Exercise description |
Transcribe all the entries word for word, skipping the pictures.

Items |

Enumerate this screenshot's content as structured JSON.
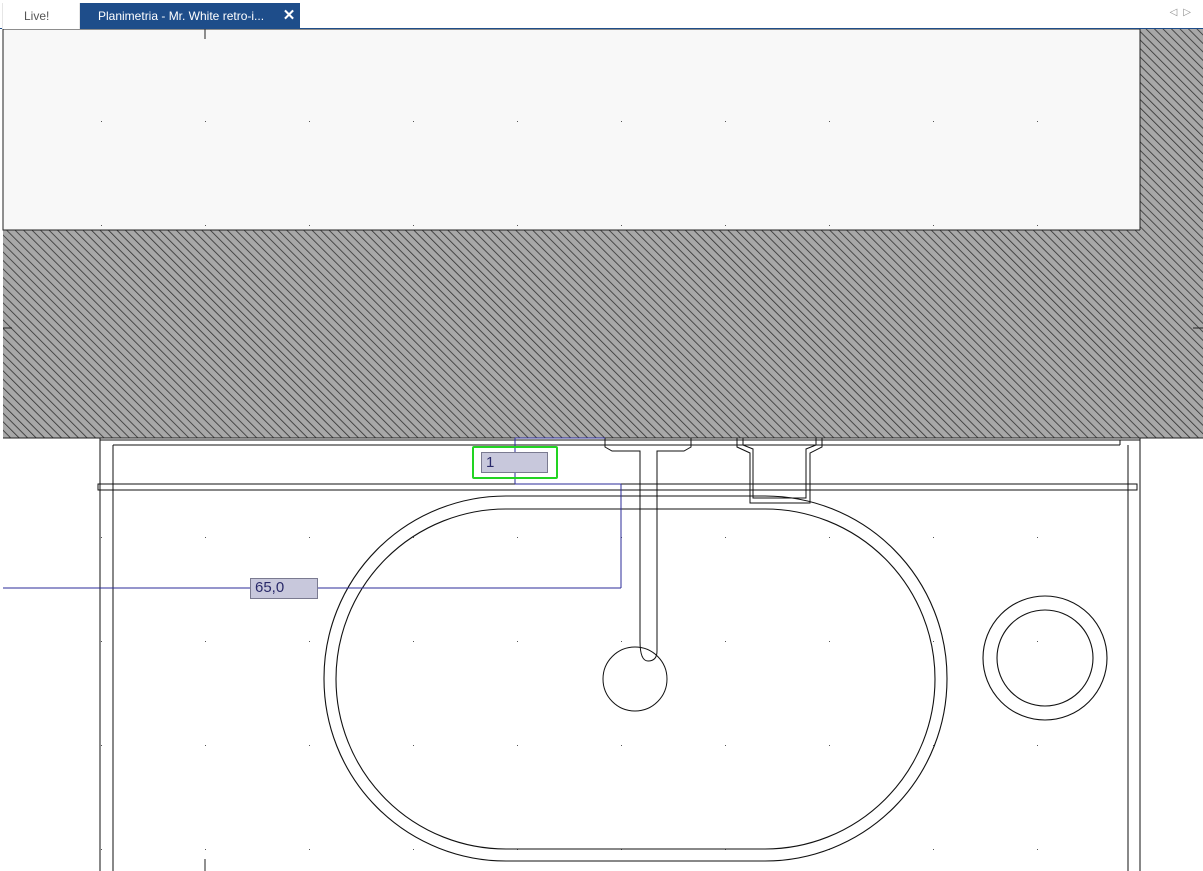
{
  "tabs": [
    {
      "label": "Live!",
      "active": false
    },
    {
      "label": "Planimetria - Mr. White retro-i...",
      "active": true,
      "close_icon": "close-icon"
    }
  ],
  "tab_scroll": {
    "left_icon": "scroll-left-icon",
    "right_icon": "scroll-right-icon",
    "glyphs": "◁▷"
  },
  "canvas": {
    "length_input_value": "1",
    "offset_dimension_label": "65,0"
  },
  "colors": {
    "tab_active_bg": "#1e4d8a",
    "wall_hatch": "#a8a8a8",
    "dimension_line": "#2b2b9a",
    "input_bg": "#c8c8dc",
    "focus_ring": "#22d422"
  }
}
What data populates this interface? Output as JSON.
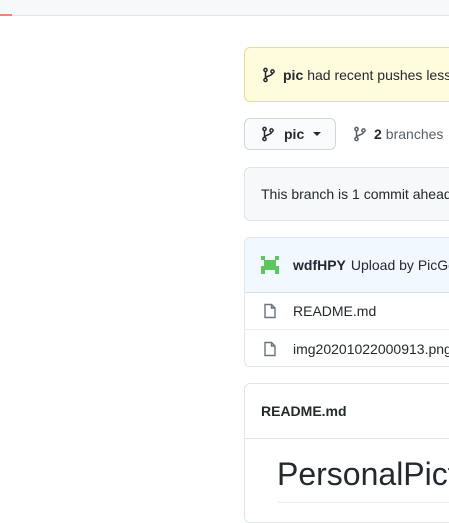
{
  "alert": {
    "branch": "pic",
    "text": "had recent pushes less t"
  },
  "branch_selector": {
    "current": "pic"
  },
  "branches": {
    "count": "2",
    "label": "branches"
  },
  "ahead_notice": "This branch is 1 commit ahead",
  "latest_commit": {
    "author": "wdfHPY",
    "message": "Upload by PicGo"
  },
  "files": [
    {
      "name": "README.md",
      "icon": "file-icon"
    },
    {
      "name": "img20201022000913.png",
      "icon": "file-icon"
    }
  ],
  "readme": {
    "filename": "README.md",
    "heading": "PersonalPict"
  },
  "colors": {
    "alert_bg": "#fffbdd",
    "commit_bg": "#f1f8ff",
    "avatar": "#5ec65e",
    "accent": "#f9826c"
  }
}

Answer below |
Enumerate this screenshot's content as structured JSON.
{
  "tabs": [
    {
      "label": "Live!",
      "active": false
    },
    {
      "label": "Planimetria - Mr. White retro-i...",
      "active": true,
      "close_icon": "close-icon"
    }
  ],
  "tab_scroll": {
    "left_icon": "scroll-left-icon",
    "right_icon": "scroll-right-icon",
    "glyphs": "◁▷"
  },
  "canvas": {
    "length_input_value": "1",
    "offset_dimension_label": "65,0"
  },
  "colors": {
    "tab_active_bg": "#1e4d8a",
    "wall_hatch": "#a8a8a8",
    "dimension_line": "#2b2b9a",
    "input_bg": "#c8c8dc",
    "focus_ring": "#22d422"
  }
}
What data populates this interface? Output as JSON.
{
  "alert": {
    "branch": "pic",
    "text": "had recent pushes less t"
  },
  "branch_selector": {
    "current": "pic"
  },
  "branches": {
    "count": "2",
    "label": "branches"
  },
  "ahead_notice": "This branch is 1 commit ahead",
  "latest_commit": {
    "author": "wdfHPY",
    "message": "Upload by PicGo"
  },
  "files": [
    {
      "name": "README.md",
      "icon": "file-icon"
    },
    {
      "name": "img20201022000913.png",
      "icon": "file-icon"
    }
  ],
  "readme": {
    "filename": "README.md",
    "heading": "PersonalPict"
  },
  "colors": {
    "alert_bg": "#fffbdd",
    "commit_bg": "#f1f8ff",
    "avatar": "#5ec65e",
    "accent": "#f9826c"
  }
}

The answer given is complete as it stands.